EXCERPTED DATA:

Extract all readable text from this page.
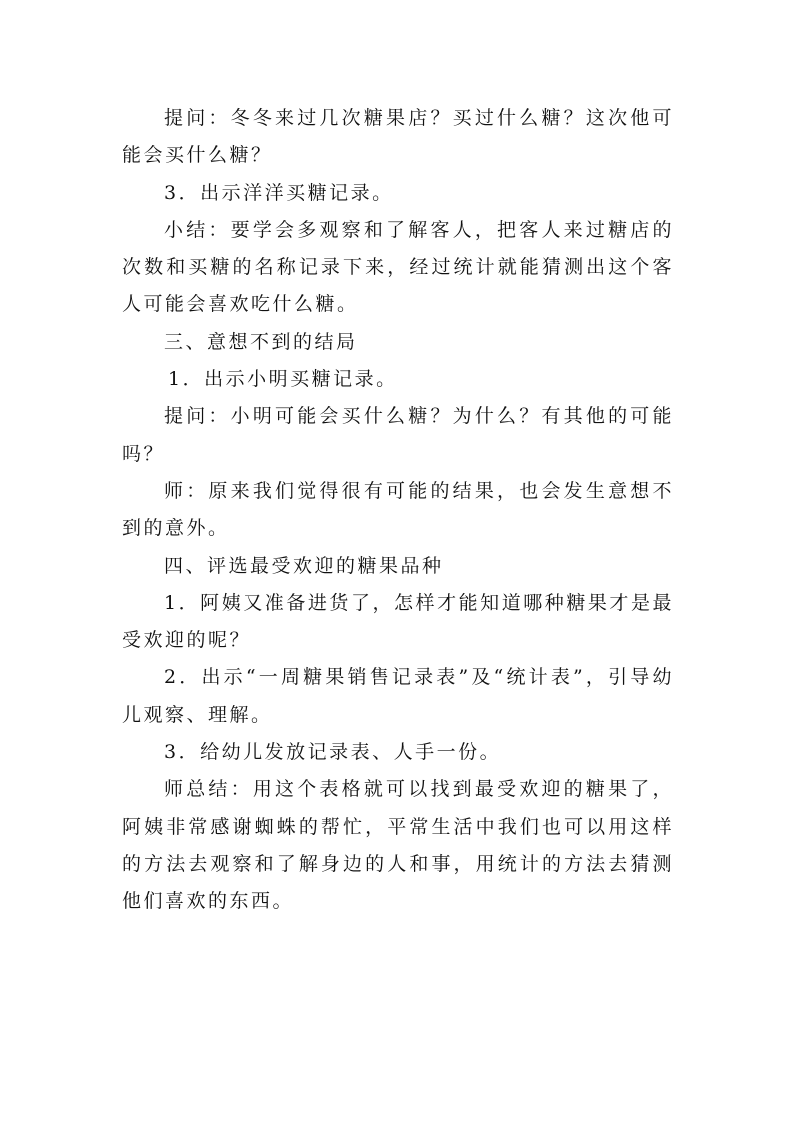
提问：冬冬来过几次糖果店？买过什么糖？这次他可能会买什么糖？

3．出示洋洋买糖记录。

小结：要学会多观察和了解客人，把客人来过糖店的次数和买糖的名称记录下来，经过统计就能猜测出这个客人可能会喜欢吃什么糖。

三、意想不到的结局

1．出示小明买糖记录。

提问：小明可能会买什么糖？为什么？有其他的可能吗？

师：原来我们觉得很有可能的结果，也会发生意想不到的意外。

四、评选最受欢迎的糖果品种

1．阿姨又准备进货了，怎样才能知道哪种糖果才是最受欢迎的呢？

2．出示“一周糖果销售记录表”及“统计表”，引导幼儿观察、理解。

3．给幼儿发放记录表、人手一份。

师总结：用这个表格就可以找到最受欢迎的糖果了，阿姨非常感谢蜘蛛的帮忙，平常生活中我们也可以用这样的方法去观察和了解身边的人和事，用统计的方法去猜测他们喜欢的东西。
==
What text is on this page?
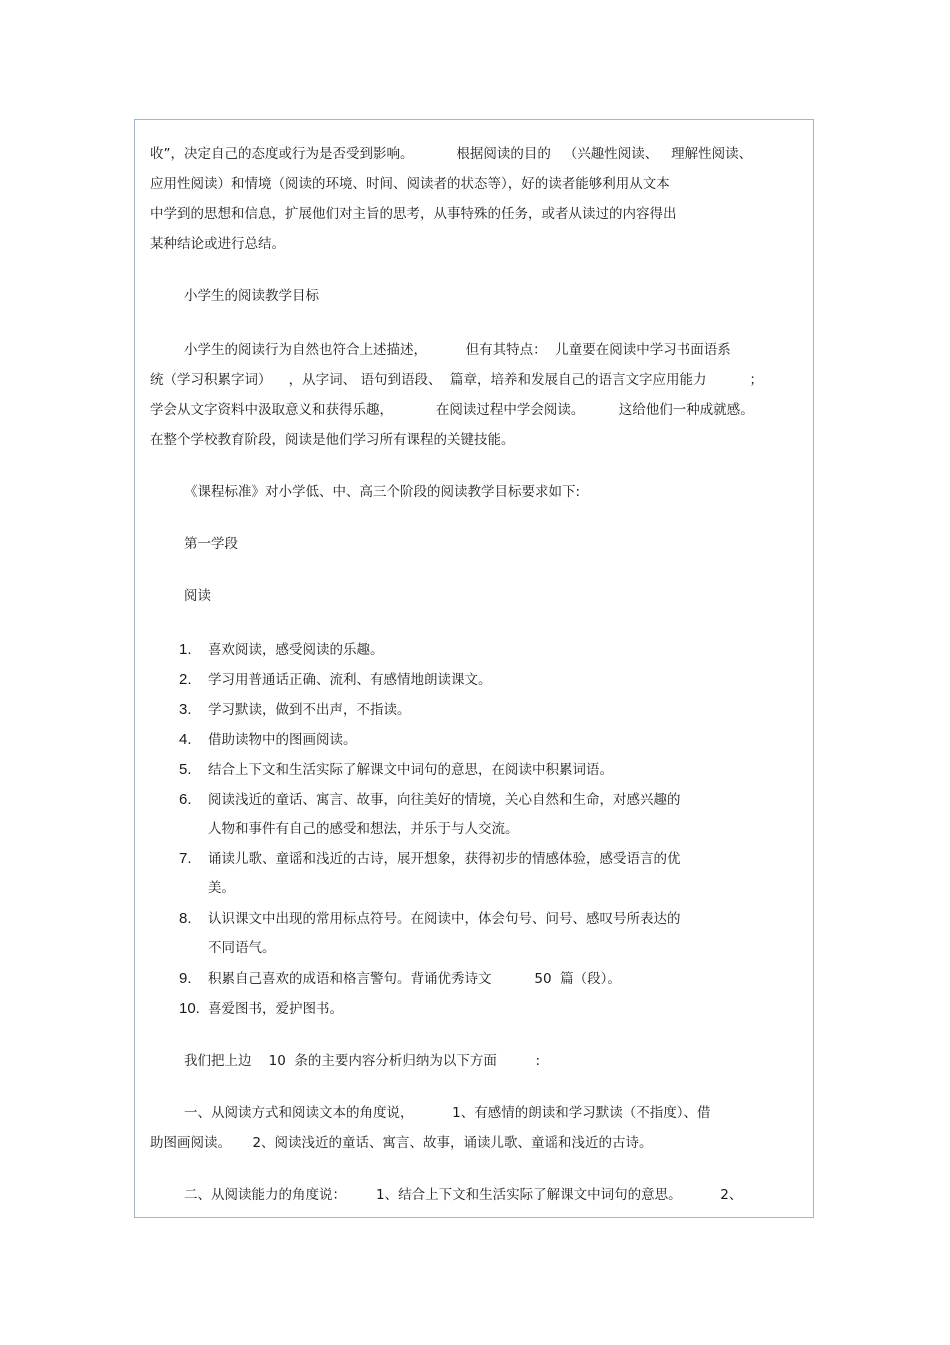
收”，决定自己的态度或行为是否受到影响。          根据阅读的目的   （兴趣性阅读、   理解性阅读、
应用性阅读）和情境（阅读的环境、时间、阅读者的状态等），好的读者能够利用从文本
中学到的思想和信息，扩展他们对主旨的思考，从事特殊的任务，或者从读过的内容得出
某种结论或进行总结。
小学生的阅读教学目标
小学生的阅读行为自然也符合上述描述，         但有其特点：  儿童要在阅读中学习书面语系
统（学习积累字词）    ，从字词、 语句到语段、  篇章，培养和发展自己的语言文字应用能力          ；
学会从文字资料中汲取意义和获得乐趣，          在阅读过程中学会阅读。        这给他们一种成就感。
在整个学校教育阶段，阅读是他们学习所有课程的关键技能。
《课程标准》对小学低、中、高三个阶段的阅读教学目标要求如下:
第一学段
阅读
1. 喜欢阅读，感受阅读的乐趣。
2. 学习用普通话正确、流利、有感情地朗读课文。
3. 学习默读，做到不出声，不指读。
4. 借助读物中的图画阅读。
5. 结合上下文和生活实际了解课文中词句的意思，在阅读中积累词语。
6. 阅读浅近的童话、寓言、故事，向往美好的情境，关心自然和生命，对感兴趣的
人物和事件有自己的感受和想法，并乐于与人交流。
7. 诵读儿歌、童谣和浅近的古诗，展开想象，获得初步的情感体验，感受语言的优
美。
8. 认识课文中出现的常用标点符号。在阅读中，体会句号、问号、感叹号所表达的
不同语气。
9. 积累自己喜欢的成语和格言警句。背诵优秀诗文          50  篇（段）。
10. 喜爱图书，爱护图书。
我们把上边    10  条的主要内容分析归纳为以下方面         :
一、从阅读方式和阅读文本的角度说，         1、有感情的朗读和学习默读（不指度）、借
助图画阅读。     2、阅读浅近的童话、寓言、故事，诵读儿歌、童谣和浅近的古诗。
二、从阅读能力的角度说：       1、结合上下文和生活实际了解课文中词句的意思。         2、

GOAL: Filter the listing above by the word "童谣和浅近的古诗"; copy each line that passes.

RESULT OF THE EXERCISE:
7. 诵读儿歌、童谣和浅近的古诗，展开想象，获得初步的情感体验，感受语言的优
助图画阅读。     2、阅读浅近的童话、寓言、故事，诵读儿歌、童谣和浅近的古诗。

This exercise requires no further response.